-- START Dataset records --

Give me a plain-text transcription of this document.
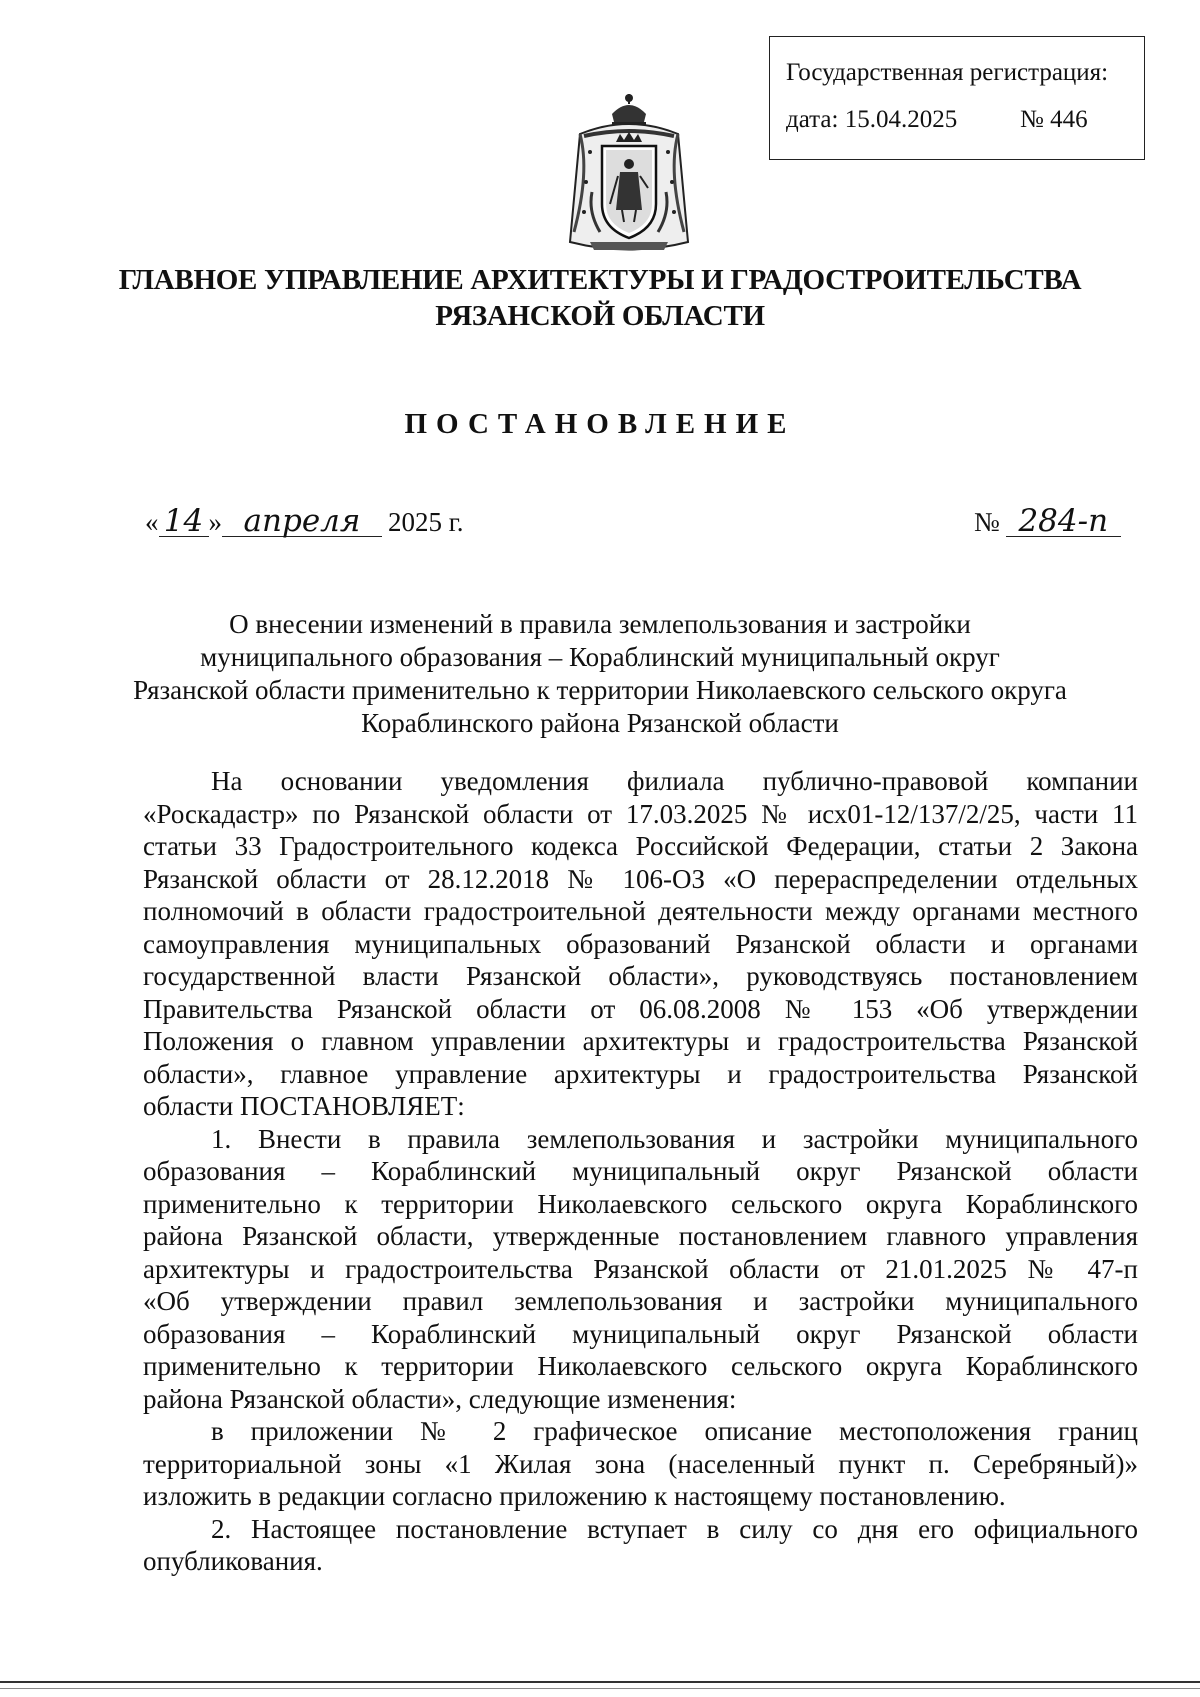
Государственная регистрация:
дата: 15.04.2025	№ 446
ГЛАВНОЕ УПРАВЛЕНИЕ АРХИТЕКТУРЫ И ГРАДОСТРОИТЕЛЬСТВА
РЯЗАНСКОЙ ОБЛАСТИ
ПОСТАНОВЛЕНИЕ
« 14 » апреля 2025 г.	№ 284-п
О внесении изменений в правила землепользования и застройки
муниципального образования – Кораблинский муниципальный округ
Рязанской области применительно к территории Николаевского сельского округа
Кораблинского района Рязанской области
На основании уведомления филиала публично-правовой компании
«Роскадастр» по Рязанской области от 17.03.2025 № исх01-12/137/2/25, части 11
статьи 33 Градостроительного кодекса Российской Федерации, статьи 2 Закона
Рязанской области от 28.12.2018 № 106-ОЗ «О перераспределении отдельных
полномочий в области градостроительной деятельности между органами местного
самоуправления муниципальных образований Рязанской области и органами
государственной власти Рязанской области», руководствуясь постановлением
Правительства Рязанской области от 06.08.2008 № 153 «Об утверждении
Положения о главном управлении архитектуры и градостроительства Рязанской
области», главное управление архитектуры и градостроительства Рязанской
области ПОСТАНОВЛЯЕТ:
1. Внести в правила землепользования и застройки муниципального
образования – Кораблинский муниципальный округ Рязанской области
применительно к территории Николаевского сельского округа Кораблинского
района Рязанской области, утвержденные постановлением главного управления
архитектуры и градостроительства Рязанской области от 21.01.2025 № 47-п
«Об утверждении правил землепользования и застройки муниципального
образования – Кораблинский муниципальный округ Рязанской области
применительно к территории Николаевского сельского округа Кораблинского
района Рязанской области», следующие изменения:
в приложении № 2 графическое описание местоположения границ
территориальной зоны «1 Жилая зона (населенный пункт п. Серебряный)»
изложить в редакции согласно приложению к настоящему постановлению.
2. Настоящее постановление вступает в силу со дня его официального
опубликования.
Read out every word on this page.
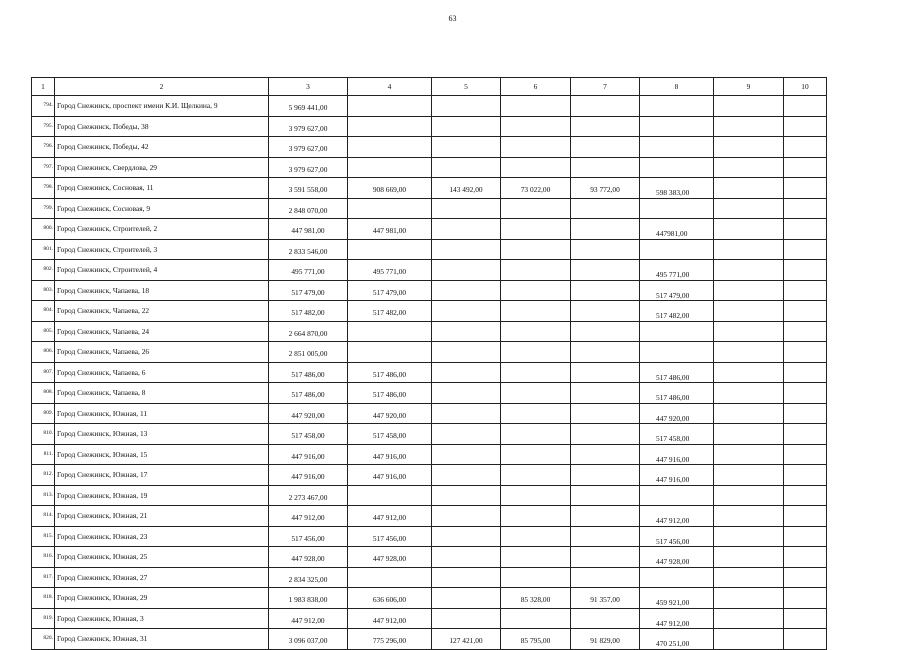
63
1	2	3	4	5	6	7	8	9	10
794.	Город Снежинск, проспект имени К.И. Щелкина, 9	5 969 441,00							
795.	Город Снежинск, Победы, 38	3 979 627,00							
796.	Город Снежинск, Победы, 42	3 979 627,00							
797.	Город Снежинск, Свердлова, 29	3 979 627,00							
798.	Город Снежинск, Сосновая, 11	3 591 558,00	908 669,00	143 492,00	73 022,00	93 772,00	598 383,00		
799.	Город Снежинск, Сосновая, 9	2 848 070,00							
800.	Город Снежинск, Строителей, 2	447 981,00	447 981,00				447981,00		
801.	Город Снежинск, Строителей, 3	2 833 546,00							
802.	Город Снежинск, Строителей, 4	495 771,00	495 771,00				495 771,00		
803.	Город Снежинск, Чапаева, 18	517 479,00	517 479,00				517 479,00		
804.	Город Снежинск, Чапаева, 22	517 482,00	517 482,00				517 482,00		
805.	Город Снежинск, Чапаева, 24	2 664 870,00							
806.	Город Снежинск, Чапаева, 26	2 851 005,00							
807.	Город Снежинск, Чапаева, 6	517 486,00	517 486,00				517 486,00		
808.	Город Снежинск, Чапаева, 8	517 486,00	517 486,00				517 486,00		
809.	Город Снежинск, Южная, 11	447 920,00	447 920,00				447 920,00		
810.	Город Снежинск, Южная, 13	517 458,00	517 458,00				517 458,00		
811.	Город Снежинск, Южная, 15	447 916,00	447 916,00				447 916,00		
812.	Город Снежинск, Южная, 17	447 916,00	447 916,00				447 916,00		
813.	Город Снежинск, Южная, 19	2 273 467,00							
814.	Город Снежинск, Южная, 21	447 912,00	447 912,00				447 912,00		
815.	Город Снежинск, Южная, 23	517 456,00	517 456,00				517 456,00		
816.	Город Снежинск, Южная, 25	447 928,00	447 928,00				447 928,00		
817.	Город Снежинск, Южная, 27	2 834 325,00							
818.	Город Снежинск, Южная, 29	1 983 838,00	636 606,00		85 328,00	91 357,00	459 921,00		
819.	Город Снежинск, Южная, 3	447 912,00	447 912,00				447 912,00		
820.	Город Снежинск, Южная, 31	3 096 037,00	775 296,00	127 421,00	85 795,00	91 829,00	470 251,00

-- END Dataset records --
-- START Dataset records --

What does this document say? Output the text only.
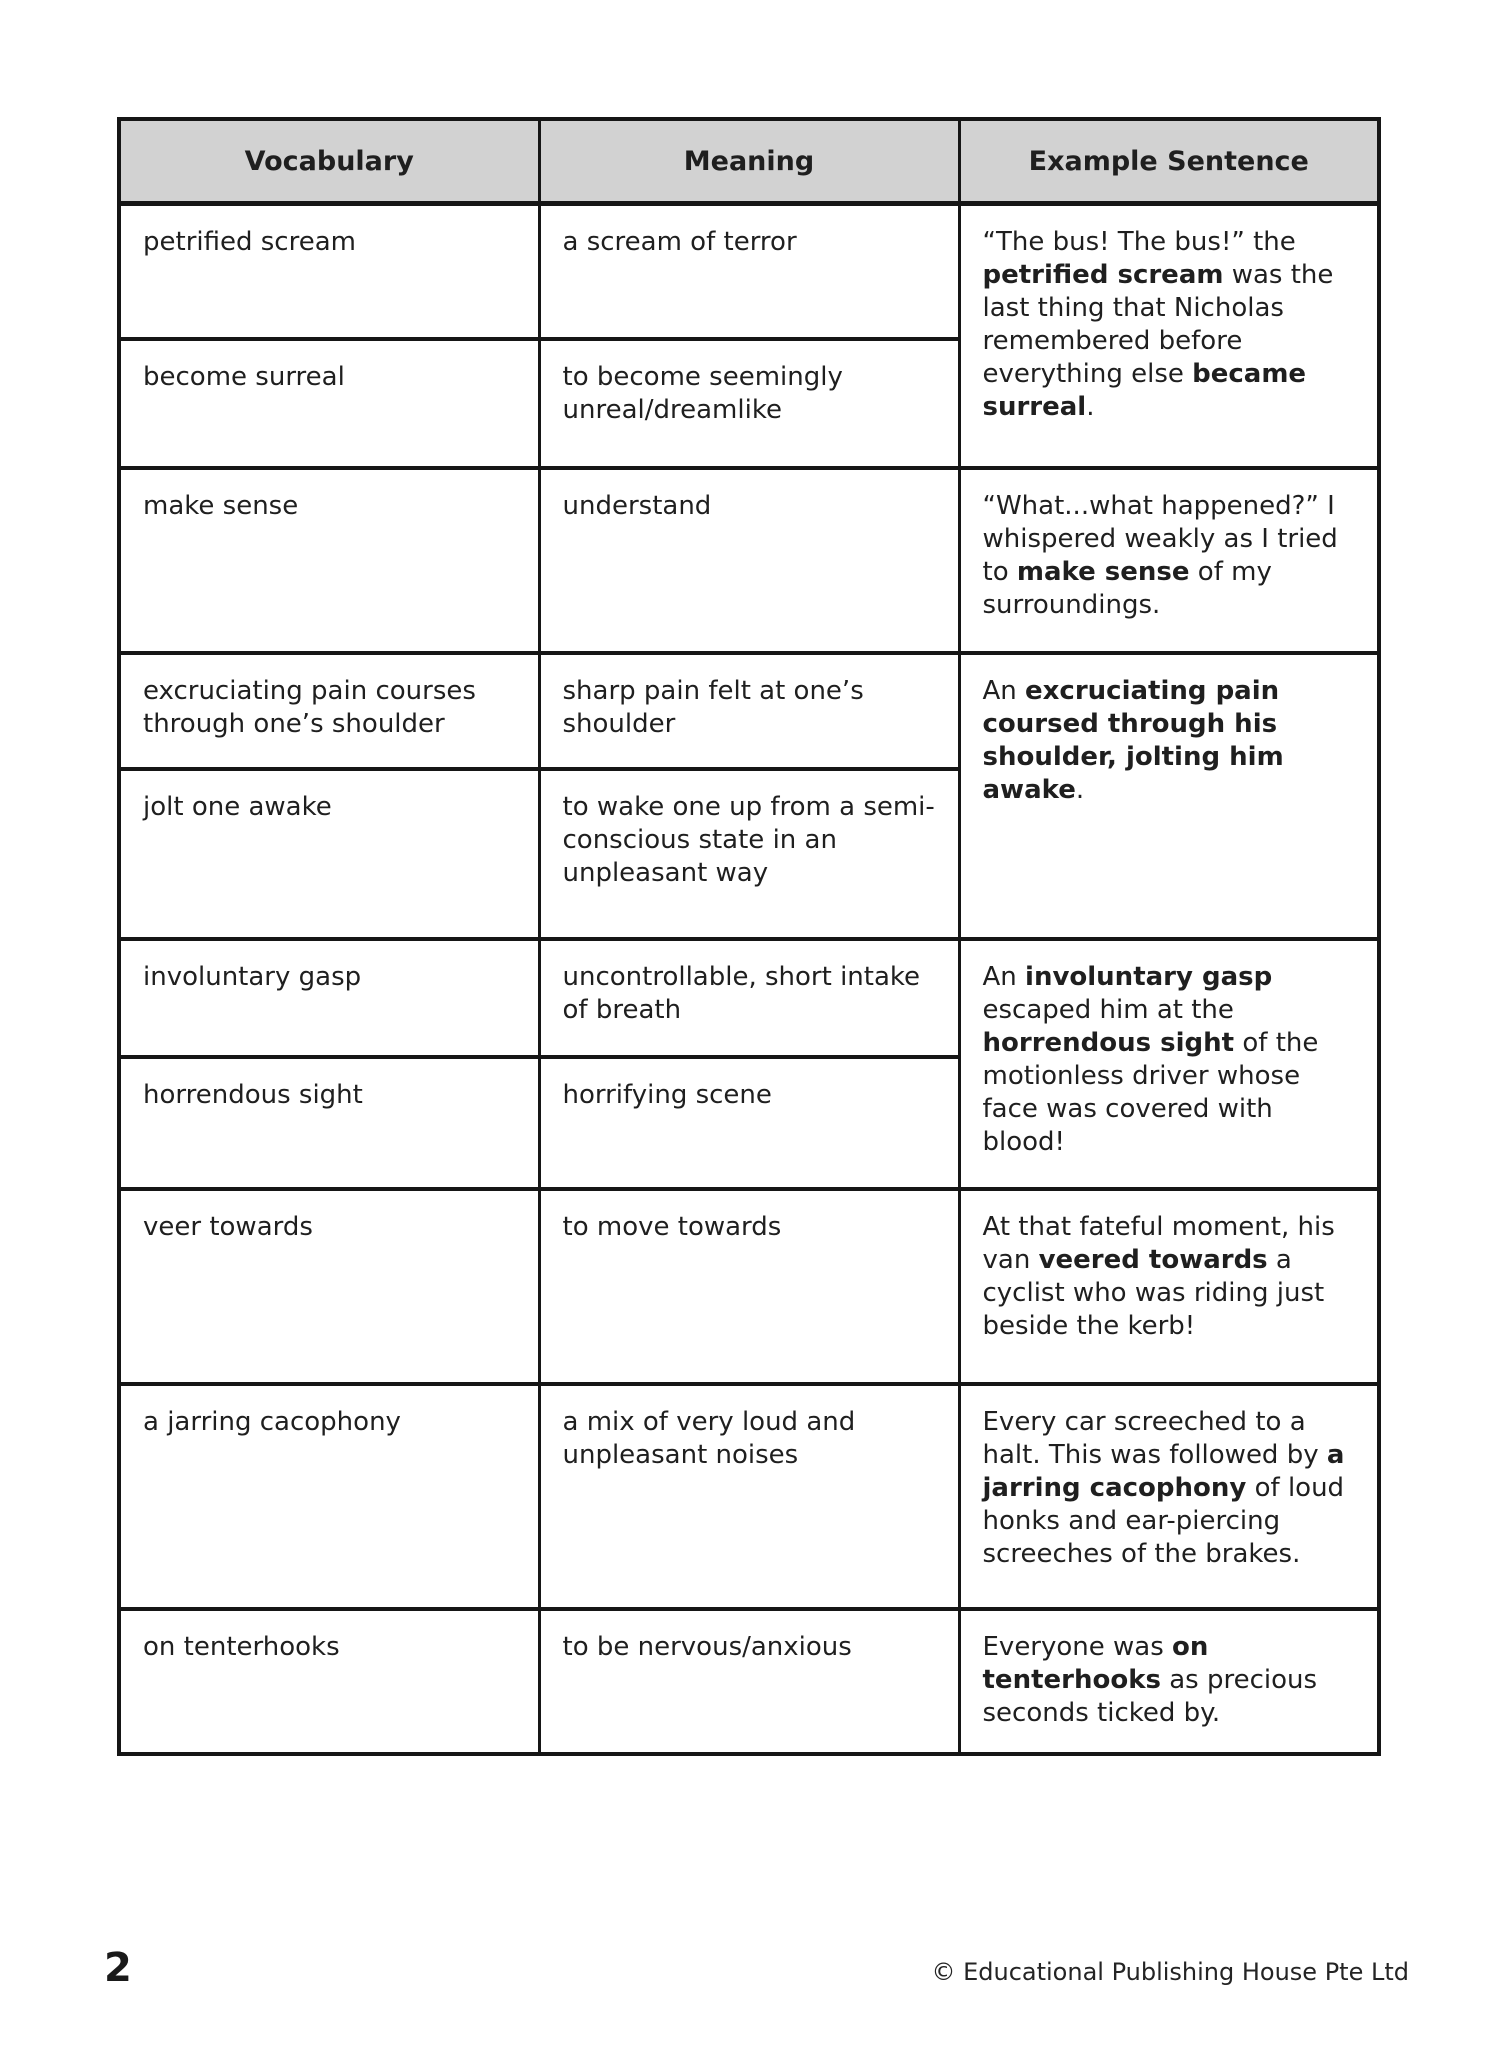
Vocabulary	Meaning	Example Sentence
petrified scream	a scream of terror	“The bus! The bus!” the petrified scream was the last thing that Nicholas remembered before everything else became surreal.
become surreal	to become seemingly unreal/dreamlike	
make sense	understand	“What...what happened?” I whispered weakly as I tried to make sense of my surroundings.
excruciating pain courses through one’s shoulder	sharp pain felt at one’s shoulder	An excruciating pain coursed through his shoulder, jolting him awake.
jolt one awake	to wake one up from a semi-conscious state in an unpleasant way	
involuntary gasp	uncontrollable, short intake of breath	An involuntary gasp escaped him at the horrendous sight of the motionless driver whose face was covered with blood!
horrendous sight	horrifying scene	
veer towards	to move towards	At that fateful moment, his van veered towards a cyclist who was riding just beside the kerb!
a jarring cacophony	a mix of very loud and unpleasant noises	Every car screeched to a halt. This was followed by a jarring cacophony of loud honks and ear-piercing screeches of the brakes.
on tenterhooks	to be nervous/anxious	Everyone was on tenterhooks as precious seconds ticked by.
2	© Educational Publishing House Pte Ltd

-- END Dataset records --

Task requirements
Copy each line of the records that contains the word "утверждении".

Final result
Правительства Рязанской области от 06.08.2008 № 153 «Об утверждении
«Об утверждении правил землепользования и застройки муниципального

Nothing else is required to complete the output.